Collected data
•••

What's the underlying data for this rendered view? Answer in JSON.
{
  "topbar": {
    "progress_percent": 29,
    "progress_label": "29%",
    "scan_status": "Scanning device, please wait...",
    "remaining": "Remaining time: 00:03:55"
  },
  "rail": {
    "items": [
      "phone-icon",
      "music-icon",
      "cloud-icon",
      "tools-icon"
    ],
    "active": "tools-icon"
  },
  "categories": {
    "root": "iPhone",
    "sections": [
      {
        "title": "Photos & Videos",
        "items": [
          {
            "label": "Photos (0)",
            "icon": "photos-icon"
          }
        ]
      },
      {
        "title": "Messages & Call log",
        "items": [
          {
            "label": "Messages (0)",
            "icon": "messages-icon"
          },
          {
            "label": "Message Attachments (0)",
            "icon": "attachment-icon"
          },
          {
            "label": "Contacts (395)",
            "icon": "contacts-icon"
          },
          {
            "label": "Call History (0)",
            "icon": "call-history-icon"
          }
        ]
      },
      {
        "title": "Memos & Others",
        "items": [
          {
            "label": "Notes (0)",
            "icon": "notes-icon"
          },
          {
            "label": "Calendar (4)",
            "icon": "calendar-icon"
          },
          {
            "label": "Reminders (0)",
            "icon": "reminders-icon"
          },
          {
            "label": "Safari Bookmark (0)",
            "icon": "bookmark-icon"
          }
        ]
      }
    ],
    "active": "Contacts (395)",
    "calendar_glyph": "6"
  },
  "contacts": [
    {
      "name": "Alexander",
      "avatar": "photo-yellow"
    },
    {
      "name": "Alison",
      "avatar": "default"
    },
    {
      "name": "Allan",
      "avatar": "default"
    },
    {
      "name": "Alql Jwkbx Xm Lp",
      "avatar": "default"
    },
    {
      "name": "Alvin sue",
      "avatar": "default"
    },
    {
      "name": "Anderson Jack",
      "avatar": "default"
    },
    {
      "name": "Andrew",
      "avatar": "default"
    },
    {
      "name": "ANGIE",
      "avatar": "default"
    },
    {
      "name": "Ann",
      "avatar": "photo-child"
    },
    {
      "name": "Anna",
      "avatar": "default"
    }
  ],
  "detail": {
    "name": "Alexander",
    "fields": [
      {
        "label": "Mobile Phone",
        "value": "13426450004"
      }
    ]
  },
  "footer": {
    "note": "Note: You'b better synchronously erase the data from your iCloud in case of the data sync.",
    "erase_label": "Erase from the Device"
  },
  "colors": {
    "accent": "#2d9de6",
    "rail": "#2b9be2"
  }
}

•••

• _Exercise brief_: Repeat all the entries word for word.

• _Response to the exercise_:
What's the underlying data for this rendered view? Answer in JSON.
{
  "topbar": {
    "progress_percent": 29,
    "progress_label": "29%",
    "scan_status": "Scanning device, please wait...",
    "remaining": "Remaining time: 00:03:55"
  },
  "rail": {
    "items": [
      "phone-icon",
      "music-icon",
      "cloud-icon",
      "tools-icon"
    ],
    "active": "tools-icon"
  },
  "categories": {
    "root": "iPhone",
    "sections": [
      {
        "title": "Photos & Videos",
        "items": [
          {
            "label": "Photos (0)",
            "icon": "photos-icon"
          }
        ]
      },
      {
        "title": "Messages & Call log",
        "items": [
          {
            "label": "Messages (0)",
            "icon": "messages-icon"
          },
          {
            "label": "Message Attachments (0)",
            "icon": "attachment-icon"
          },
          {
            "label": "Contacts (395)",
            "icon": "contacts-icon"
          },
          {
            "label": "Call History (0)",
            "icon": "call-history-icon"
          }
        ]
      },
      {
        "title": "Memos & Others",
        "items": [
          {
            "label": "Notes (0)",
            "icon": "notes-icon"
          },
          {
            "label": "Calendar (4)",
            "icon": "calendar-icon"
          },
          {
            "label": "Reminders (0)",
            "icon": "reminders-icon"
          },
          {
            "label": "Safari Bookmark (0)",
            "icon": "bookmark-icon"
          }
        ]
      }
    ],
    "active": "Contacts (395)",
    "calendar_glyph": "6"
  },
  "contacts": [
    {
      "name": "Alexander",
      "avatar": "photo-yellow"
    },
    {
      "name": "Alison",
      "avatar": "default"
    },
    {
      "name": "Allan",
      "avatar": "default"
    },
    {
      "name": "Alql Jwkbx Xm Lp",
      "avatar": "default"
    },
    {
      "name": "Alvin sue",
      "avatar": "default"
    },
    {
      "name": "Anderson Jack",
      "avatar": "default"
    },
    {
      "name": "Andrew",
      "avatar": "default"
    },
    {
      "name": "ANGIE",
      "avatar": "default"
    },
    {
      "name": "Ann",
      "avatar": "photo-child"
    },
    {
      "name": "Anna",
      "avatar": "default"
    }
  ],
  "detail": {
    "name": "Alexander",
    "fields": [
      {
        "label": "Mobile Phone",
        "value": "13426450004"
      }
    ]
  },
  "footer": {
    "note": "Note: You'b better synchronously erase the data from your iCloud in case of the data sync.",
    "erase_label": "Erase from the Device"
  },
  "colors": {
    "accent": "#2d9de6",
    "rail": "#2b9be2"
  }
}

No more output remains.